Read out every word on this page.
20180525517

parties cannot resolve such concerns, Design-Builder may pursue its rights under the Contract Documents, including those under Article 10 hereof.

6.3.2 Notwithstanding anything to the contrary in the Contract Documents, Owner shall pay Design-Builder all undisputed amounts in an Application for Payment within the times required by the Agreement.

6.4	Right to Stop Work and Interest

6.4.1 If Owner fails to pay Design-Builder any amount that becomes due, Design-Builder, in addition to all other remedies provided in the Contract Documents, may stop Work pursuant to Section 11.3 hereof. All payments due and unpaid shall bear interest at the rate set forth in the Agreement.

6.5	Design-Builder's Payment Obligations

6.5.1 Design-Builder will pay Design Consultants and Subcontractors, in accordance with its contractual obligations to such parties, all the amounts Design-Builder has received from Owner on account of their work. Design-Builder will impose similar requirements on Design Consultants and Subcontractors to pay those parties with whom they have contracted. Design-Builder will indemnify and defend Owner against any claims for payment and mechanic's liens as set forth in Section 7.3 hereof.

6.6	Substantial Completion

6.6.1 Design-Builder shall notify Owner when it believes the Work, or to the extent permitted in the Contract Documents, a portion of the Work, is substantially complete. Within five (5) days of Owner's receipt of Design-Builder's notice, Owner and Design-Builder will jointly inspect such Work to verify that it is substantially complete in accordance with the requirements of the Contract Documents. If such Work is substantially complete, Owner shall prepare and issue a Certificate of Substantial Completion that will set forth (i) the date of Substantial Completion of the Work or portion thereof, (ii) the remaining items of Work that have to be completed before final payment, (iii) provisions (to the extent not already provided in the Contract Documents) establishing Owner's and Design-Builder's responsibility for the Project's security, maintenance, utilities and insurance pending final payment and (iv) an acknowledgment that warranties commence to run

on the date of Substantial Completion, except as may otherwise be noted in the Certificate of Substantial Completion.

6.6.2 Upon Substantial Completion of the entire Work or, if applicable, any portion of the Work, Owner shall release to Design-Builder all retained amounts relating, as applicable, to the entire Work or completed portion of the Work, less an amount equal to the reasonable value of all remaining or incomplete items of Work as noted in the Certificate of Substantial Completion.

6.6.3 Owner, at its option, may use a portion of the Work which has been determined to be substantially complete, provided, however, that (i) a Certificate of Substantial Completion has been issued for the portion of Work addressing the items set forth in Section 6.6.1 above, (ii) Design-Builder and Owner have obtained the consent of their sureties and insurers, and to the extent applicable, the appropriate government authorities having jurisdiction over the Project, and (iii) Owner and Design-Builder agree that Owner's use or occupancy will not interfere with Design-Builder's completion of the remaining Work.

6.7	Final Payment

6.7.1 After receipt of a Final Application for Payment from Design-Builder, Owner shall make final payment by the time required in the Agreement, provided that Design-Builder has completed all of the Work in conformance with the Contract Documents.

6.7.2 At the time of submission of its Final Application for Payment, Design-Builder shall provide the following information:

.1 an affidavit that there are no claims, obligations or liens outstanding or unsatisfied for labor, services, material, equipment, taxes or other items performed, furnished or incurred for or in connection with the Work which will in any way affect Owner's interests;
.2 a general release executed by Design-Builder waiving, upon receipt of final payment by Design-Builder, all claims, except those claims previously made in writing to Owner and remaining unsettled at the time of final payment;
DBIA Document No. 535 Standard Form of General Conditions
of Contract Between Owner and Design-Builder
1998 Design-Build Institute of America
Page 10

########################################

* _What to work on_
State only the count of lines above that hold the string "except".

* _Answer to this task_
2